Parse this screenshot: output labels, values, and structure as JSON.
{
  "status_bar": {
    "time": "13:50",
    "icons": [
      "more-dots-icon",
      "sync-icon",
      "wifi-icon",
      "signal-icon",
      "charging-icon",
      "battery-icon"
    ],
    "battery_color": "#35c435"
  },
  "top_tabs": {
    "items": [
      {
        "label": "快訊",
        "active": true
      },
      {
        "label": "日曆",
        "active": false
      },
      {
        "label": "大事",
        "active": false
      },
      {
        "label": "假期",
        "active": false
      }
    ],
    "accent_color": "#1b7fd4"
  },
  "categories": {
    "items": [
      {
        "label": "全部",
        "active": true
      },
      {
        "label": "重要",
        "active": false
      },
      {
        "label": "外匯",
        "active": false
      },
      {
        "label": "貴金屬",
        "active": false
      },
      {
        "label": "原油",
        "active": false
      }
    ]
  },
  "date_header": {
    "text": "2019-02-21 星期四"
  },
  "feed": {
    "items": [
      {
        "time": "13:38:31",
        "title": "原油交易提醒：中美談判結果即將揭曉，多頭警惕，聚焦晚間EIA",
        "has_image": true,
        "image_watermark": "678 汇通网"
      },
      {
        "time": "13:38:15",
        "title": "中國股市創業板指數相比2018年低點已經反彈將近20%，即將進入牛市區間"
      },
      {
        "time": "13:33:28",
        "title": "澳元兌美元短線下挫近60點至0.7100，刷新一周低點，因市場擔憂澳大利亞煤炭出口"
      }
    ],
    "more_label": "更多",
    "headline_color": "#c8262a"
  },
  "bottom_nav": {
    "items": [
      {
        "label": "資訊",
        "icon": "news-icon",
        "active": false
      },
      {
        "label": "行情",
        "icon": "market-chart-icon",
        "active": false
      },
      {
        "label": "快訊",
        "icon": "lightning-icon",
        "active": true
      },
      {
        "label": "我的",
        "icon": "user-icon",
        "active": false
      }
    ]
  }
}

● **What the task asks**: Extract every record. Keep wording exact.

● **Output for this exercise**:
Parse this screenshot: output labels, values, and structure as JSON.
{
  "status_bar": {
    "time": "13:50",
    "icons": [
      "more-dots-icon",
      "sync-icon",
      "wifi-icon",
      "signal-icon",
      "charging-icon",
      "battery-icon"
    ],
    "battery_color": "#35c435"
  },
  "top_tabs": {
    "items": [
      {
        "label": "快訊",
        "active": true
      },
      {
        "label": "日曆",
        "active": false
      },
      {
        "label": "大事",
        "active": false
      },
      {
        "label": "假期",
        "active": false
      }
    ],
    "accent_color": "#1b7fd4"
  },
  "categories": {
    "items": [
      {
        "label": "全部",
        "active": true
      },
      {
        "label": "重要",
        "active": false
      },
      {
        "label": "外匯",
        "active": false
      },
      {
        "label": "貴金屬",
        "active": false
      },
      {
        "label": "原油",
        "active": false
      }
    ]
  },
  "date_header": {
    "text": "2019-02-21 星期四"
  },
  "feed": {
    "items": [
      {
        "time": "13:38:31",
        "title": "原油交易提醒：中美談判結果即將揭曉，多頭警惕，聚焦晚間EIA",
        "has_image": true,
        "image_watermark": "678 汇通网"
      },
      {
        "time": "13:38:15",
        "title": "中國股市創業板指數相比2018年低點已經反彈將近20%，即將進入牛市區間"
      },
      {
        "time": "13:33:28",
        "title": "澳元兌美元短線下挫近60點至0.7100，刷新一周低點，因市場擔憂澳大利亞煤炭出口"
      }
    ],
    "more_label": "更多",
    "headline_color": "#c8262a"
  },
  "bottom_nav": {
    "items": [
      {
        "label": "資訊",
        "icon": "news-icon",
        "active": false
      },
      {
        "label": "行情",
        "icon": "market-chart-icon",
        "active": false
      },
      {
        "label": "快訊",
        "icon": "lightning-icon",
        "active": true
      },
      {
        "label": "我的",
        "icon": "user-icon",
        "active": false
      }
    ]
  }
}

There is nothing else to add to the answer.